- [Objective] Your task is to retype the lines between the line with "What's the underlying" and the line with "What data populates", inclusive. Copy no pictures and no other lines.

- [Available data]

## start

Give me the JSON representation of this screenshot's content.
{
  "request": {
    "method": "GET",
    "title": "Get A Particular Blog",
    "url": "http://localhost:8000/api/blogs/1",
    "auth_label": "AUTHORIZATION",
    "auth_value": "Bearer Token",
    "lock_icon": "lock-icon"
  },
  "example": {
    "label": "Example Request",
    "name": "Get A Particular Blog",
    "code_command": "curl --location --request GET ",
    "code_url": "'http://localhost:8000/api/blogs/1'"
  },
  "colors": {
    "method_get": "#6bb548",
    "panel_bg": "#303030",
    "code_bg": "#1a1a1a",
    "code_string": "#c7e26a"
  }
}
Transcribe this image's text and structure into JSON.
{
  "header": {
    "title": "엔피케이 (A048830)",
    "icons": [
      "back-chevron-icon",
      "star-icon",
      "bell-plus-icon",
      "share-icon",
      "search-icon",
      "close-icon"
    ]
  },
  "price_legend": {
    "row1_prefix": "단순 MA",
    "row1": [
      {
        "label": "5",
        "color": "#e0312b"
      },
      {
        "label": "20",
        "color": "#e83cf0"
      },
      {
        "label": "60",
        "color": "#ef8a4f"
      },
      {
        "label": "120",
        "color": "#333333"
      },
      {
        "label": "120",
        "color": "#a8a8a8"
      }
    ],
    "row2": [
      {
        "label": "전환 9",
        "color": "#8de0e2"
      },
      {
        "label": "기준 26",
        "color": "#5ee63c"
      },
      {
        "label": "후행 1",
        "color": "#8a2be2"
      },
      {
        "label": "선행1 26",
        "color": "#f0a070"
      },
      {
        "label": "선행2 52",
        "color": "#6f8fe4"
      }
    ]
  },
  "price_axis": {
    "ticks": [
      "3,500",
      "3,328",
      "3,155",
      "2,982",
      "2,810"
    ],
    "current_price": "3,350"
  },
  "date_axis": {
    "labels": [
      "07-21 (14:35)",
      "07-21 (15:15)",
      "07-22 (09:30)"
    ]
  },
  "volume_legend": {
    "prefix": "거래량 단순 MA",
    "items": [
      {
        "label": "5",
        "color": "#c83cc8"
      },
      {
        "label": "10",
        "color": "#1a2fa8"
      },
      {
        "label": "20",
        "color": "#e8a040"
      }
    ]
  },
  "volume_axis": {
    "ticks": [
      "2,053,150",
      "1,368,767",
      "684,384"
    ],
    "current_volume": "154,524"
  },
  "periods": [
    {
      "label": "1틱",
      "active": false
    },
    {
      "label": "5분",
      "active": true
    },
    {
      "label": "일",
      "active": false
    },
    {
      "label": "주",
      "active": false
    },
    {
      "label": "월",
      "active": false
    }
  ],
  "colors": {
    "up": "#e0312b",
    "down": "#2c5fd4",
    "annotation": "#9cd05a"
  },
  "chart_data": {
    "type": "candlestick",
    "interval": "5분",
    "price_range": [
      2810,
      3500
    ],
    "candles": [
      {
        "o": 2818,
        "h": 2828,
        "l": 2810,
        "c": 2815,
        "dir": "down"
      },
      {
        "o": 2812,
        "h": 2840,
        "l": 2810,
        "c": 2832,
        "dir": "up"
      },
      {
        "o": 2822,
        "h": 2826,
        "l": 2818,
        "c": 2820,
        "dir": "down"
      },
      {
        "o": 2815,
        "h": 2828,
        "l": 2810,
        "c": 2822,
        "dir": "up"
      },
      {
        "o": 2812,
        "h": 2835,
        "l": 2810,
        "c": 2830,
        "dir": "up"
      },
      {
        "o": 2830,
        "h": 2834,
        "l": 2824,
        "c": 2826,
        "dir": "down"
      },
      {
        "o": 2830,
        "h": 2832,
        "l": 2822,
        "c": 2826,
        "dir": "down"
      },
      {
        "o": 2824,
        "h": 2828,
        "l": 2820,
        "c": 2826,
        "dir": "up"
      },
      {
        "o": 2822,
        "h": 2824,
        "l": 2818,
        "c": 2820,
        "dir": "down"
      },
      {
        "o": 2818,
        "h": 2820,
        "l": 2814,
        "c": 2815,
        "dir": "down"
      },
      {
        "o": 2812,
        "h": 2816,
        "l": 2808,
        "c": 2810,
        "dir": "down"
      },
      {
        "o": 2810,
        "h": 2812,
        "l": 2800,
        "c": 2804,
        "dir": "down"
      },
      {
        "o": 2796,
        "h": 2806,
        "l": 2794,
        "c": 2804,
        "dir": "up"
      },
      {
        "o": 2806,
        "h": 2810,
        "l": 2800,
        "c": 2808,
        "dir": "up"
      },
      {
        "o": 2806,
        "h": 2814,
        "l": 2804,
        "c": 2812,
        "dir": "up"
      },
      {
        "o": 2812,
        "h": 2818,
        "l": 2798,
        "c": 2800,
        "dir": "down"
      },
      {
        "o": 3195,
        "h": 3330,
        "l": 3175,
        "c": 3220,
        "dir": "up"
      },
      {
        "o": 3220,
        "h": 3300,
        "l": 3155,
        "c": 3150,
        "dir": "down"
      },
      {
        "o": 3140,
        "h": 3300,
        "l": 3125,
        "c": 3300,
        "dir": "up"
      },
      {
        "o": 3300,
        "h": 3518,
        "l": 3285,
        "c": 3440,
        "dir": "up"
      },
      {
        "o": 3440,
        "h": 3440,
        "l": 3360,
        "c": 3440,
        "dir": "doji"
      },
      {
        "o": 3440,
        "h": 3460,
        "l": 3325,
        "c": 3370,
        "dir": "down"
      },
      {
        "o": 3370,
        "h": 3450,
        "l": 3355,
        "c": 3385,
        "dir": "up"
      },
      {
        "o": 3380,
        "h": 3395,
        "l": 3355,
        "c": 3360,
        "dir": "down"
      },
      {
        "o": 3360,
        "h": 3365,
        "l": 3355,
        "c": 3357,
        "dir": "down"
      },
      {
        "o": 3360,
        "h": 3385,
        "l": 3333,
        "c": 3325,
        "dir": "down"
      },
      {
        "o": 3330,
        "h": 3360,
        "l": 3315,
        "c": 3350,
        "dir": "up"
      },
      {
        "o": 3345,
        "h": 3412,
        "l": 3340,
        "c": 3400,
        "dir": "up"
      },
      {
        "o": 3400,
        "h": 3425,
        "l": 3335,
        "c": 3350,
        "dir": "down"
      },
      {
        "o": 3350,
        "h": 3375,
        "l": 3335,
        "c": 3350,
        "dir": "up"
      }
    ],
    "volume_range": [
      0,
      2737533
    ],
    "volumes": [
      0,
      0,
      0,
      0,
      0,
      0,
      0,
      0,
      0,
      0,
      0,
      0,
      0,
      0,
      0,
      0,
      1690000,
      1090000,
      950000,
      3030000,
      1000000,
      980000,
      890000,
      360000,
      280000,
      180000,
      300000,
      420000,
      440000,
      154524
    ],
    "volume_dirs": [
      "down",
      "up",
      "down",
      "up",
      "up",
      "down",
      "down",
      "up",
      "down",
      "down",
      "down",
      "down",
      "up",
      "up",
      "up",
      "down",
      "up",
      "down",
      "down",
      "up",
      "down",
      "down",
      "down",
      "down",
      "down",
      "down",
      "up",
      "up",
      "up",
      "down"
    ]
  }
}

## end
## start

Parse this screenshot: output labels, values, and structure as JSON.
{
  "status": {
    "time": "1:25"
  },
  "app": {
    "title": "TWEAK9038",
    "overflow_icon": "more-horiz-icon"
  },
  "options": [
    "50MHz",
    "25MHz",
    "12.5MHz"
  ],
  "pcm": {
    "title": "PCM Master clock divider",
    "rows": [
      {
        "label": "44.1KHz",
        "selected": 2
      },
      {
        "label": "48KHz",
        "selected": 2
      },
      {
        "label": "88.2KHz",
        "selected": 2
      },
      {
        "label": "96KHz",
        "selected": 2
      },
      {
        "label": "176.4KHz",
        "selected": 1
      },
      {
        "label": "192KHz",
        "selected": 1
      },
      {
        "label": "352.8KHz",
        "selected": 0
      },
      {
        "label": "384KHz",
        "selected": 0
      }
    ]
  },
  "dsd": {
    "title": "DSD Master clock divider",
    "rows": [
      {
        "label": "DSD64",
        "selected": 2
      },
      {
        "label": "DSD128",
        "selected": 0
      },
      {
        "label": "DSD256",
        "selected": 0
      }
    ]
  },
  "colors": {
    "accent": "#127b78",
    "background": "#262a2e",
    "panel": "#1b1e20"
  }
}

## end
## start

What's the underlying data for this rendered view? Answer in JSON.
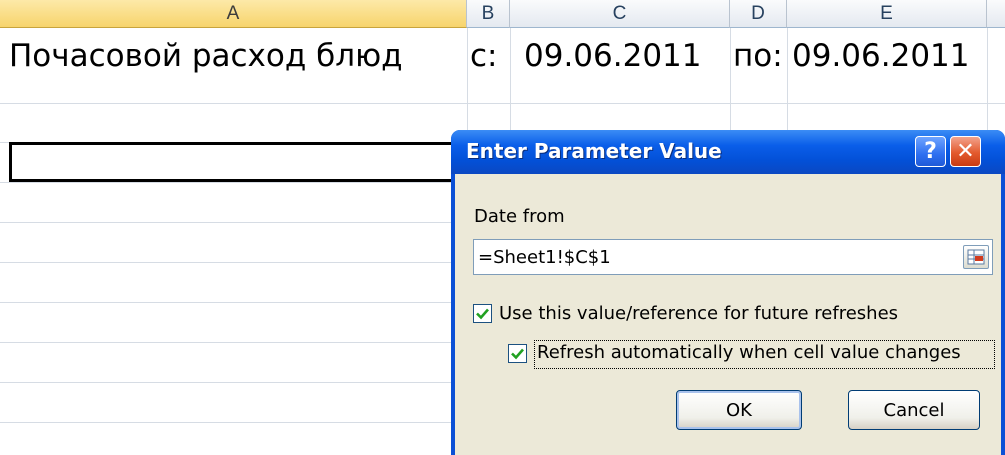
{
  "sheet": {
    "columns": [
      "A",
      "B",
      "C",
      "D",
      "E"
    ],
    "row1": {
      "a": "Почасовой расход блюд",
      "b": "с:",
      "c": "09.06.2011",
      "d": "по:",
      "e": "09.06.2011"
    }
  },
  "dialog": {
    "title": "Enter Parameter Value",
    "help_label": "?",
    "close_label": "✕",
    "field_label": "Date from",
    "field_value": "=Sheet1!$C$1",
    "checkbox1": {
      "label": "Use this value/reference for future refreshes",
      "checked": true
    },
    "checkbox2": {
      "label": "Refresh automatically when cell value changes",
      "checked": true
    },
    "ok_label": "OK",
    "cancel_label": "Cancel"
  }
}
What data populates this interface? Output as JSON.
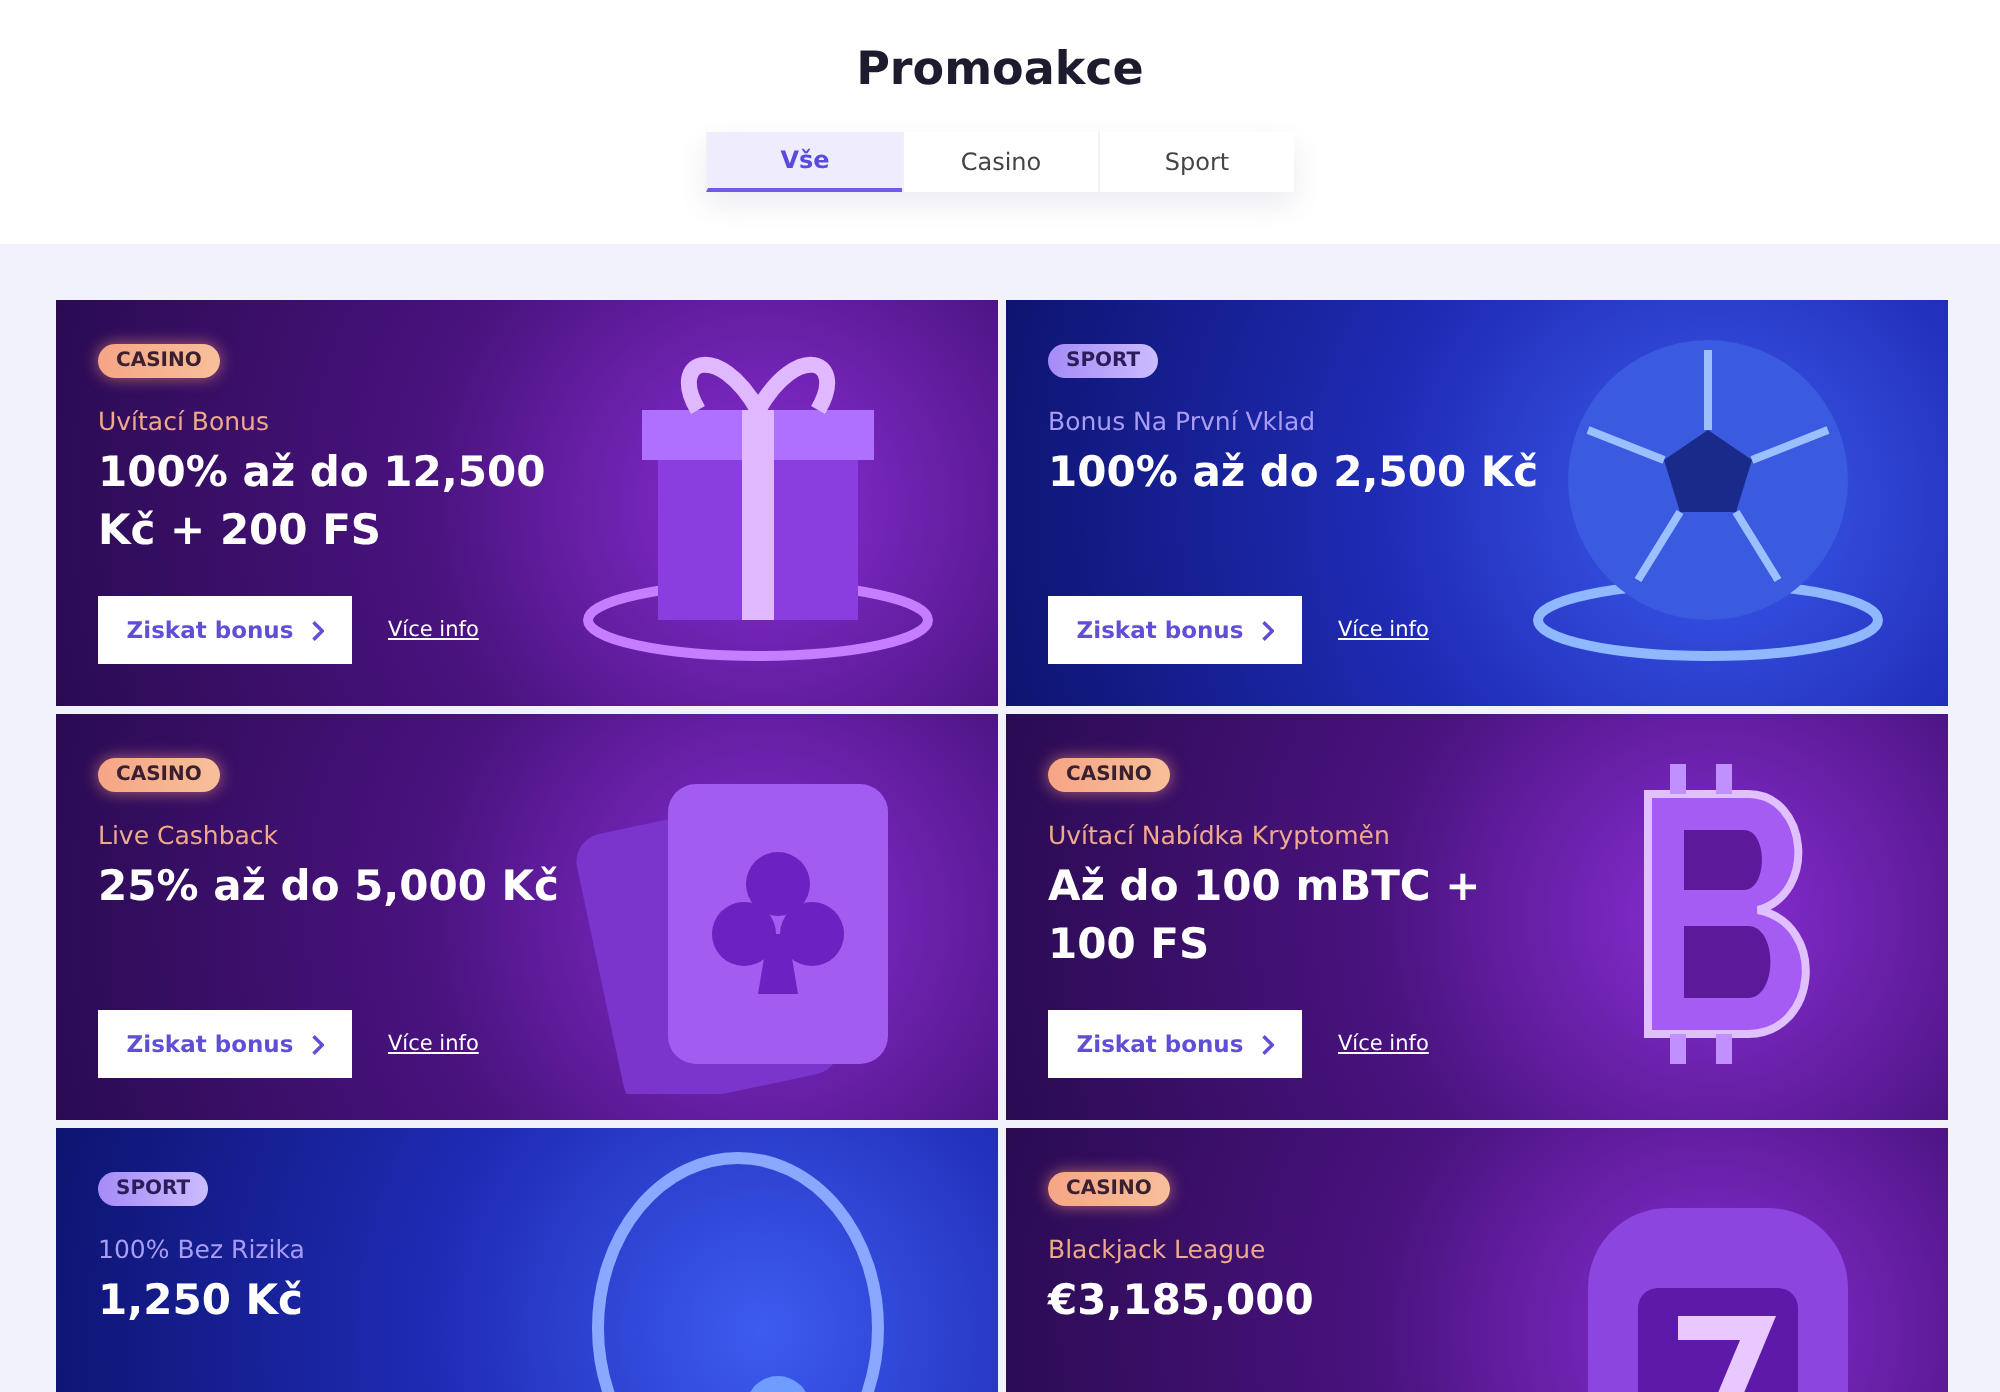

## end

- [Solution for this problem]
What's the underlying data for this rendered view? Answer in JSON.
{
  "sheet": {
    "columns": [
      "A",
      "B",
      "C",
      "D",
      "E"
    ],
    "row1": {
      "a": "Почасовой расход блюд",
      "b": "с:",
      "c": "09.06.2011",
      "d": "по:",
      "e": "09.06.2011"
    }
  },
  "dialog": {
    "title": "Enter Parameter Value",
    "help_label": "?",
    "close_label": "✕",
    "field_label": "Date from",
    "field_value": "=Sheet1!$C$1",
    "checkbox1": {
      "label": "Use this value/reference for future refreshes",
      "checked": true
    },
    "checkbox2": {
      "label": "Refresh automatically when cell value changes",
      "checked": true
    },
    "ok_label": "OK",
    "cancel_label": "Cancel"
  }
}
What data populates this interface? Output as JSON.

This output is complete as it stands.